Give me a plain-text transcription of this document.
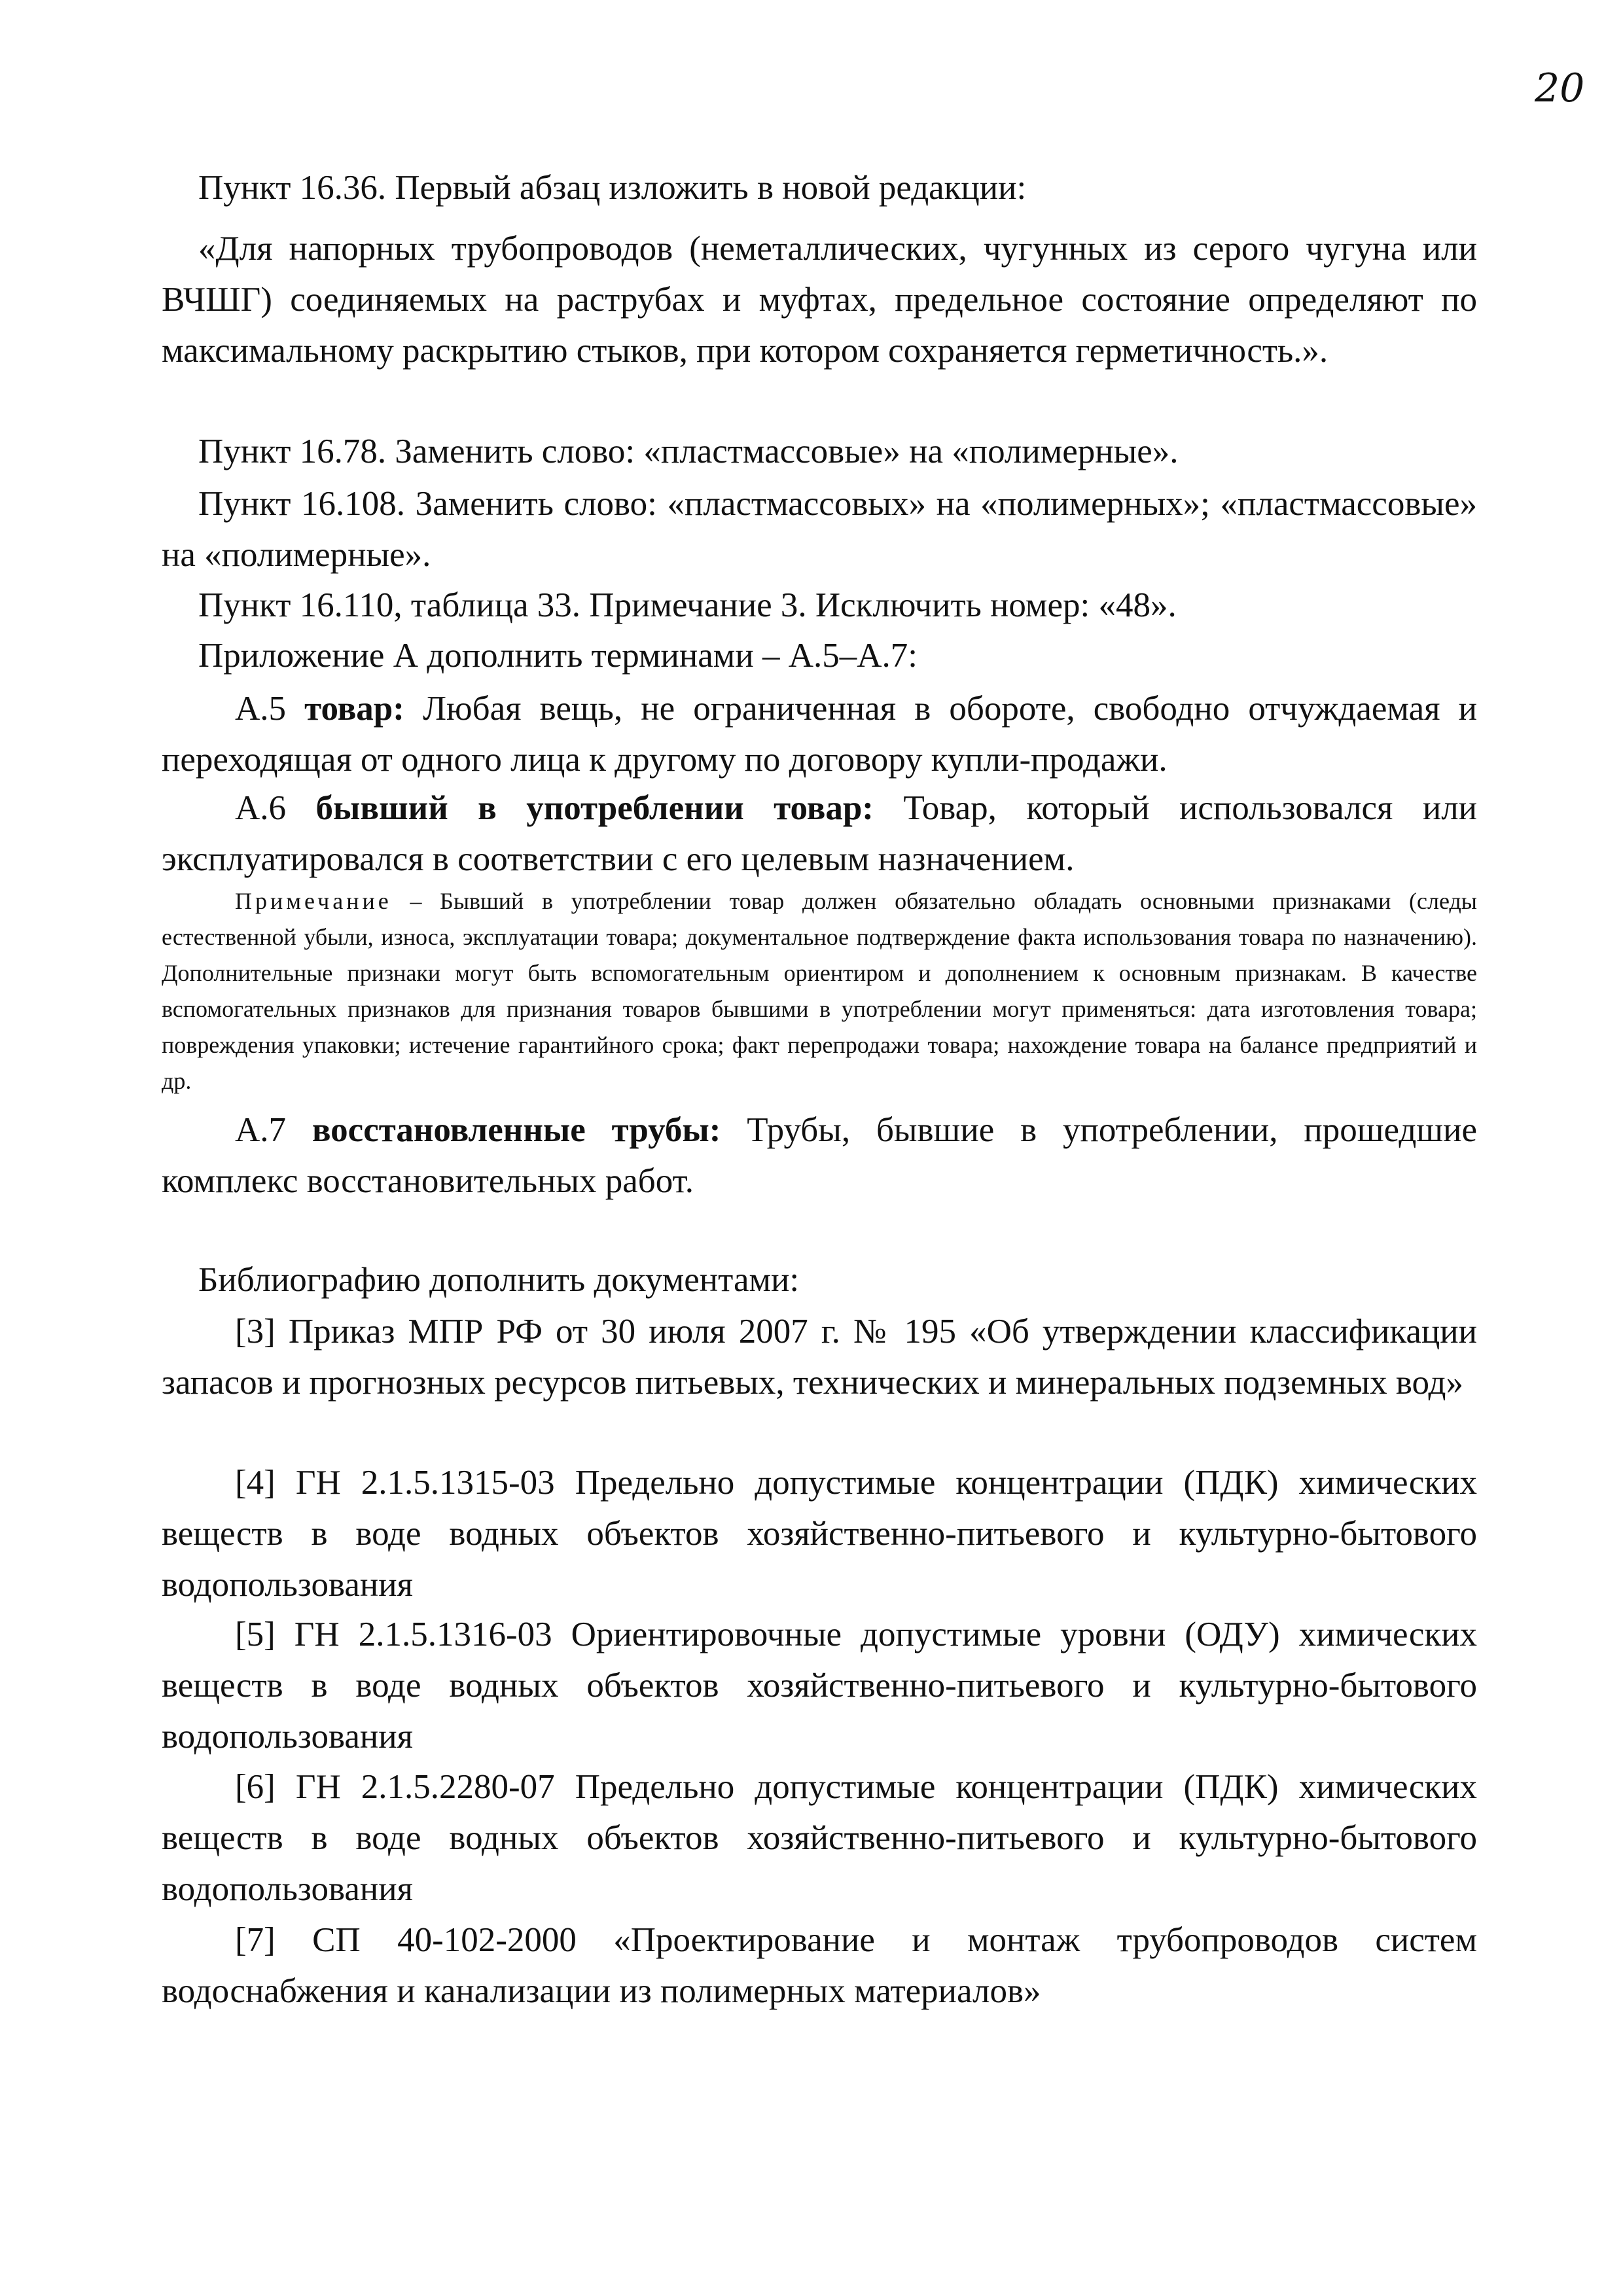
20

Пункт 16.36. Первый абзац изложить в новой редакции:

«Для напорных трубопроводов (неметаллических, чугунных из серого чугуна или ВЧШГ) соединяемых на раструбах и муфтах, предельное состояние определяют по максимальному раскрытию стыков, при котором сохраняется герметичность.».

Пункт 16.78. Заменить слово: «пластмассовые» на «полимерные».

Пункт 16.108. Заменить слово: «пластмассовых» на «полимерных»; «пластмассовые» на «полимерные».

Пункт 16.110, таблица 33. Примечание 3. Исключить номер: «48».

Приложение А дополнить терминами – А.5–А.7:

А.5 товар: Любая вещь, не ограниченная в обороте, свободно отчуждаемая и переходящая от одного лица к другому по договору купли-продажи.

А.6 бывший в употреблении товар: Товар, который использовался или эксплуатировался в соответствии с его целевым назначением.

Примечание – Бывший в употреблении товар должен обязательно обладать основными признаками (следы естественной убыли, износа, эксплуатации товара; документальное подтверждение факта использования товара по назначению). Дополнительные признаки могут быть вспомогательным ориентиром и дополнением к основным признакам. В качестве вспомогательных признаков для признания товаров бывшими в употреблении могут применяться: дата изготовления товара; повреждения упаковки; истечение гарантийного срока; факт перепродажи товара; нахождение товара на балансе предприятий и др.

А.7 восстановленные трубы: Трубы, бывшие в употреблении, прошедшие комплекс восстановительных работ.

Библиографию дополнить документами:

[3] Приказ МПР РФ от 30 июля 2007 г. № 195 «Об утверждении классификации запасов и прогнозных ресурсов питьевых, технических и минеральных подземных вод»

[4] ГН 2.1.5.1315-03 Предельно допустимые концентрации (ПДК) химических веществ в воде водных объектов хозяйственно-питьевого и культурно-бытового водопользования

[5] ГН 2.1.5.1316-03 Ориентировочные допустимые уровни (ОДУ) химических веществ в воде водных объектов хозяйственно-питьевого и культурно-бытового водопользования

[6] ГН 2.1.5.2280-07 Предельно допустимые концентрации (ПДК) химических веществ в воде водных объектов хозяйственно-питьевого и культурно-бытового водопользования

[7] СП 40-102-2000 «Проектирование и монтаж трубопроводов систем водоснабжения и канализации из полимерных материалов»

** WRITTEN TASK **
Return each line of the data, keeping its wording exact and omitting pictures.

** WRITTEN ANSWER **
Give me a plain-text transcription of this document.
20

Пункт 16.36. Первый абзац изложить в новой редакции:

«Для напорных трубопроводов (неметаллических, чугунных из серого чугуна или ВЧШГ) соединяемых на раструбах и муфтах, предельное состояние определяют по максимальному раскрытию стыков, при котором сохраняется герметичность.».

Пункт 16.78. Заменить слово: «пластмассовые» на «полимерные».

Пункт 16.108. Заменить слово: «пластмассовых» на «полимерных»; «пластмассовые» на «полимерные».

Пункт 16.110, таблица 33. Примечание 3. Исключить номер: «48».

Приложение А дополнить терминами – А.5–А.7:

А.5 товар: Любая вещь, не ограниченная в обороте, свободно отчуждаемая и переходящая от одного лица к другому по договору купли-продажи.

А.6 бывший в употреблении товар: Товар, который использовался или эксплуатировался в соответствии с его целевым назначением.

Примечание – Бывший в употреблении товар должен обязательно обладать основными признаками (следы естественной убыли, износа, эксплуатации товара; документальное подтверждение факта использования товара по назначению). Дополнительные признаки могут быть вспомогательным ориентиром и дополнением к основным признакам. В качестве вспомогательных признаков для признания товаров бывшими в употреблении могут применяться: дата изготовления товара; повреждения упаковки; истечение гарантийного срока; факт перепродажи товара; нахождение товара на балансе предприятий и др.

А.7 восстановленные трубы: Трубы, бывшие в употреблении, прошедшие комплекс восстановительных работ.

Библиографию дополнить документами:

[3] Приказ МПР РФ от 30 июля 2007 г. № 195 «Об утверждении классификации запасов и прогнозных ресурсов питьевых, технических и минеральных подземных вод»

[4] ГН 2.1.5.1315-03 Предельно допустимые концентрации (ПДК) химических веществ в воде водных объектов хозяйственно-питьевого и культурно-бытового водопользования

[5] ГН 2.1.5.1316-03 Ориентировочные допустимые уровни (ОДУ) химических веществ в воде водных объектов хозяйственно-питьевого и культурно-бытового водопользования

[6] ГН 2.1.5.2280-07 Предельно допустимые концентрации (ПДК) химических веществ в воде водных объектов хозяйственно-питьевого и культурно-бытового водопользования

[7] СП 40-102-2000 «Проектирование и монтаж трубопроводов систем водоснабжения и канализации из полимерных материалов»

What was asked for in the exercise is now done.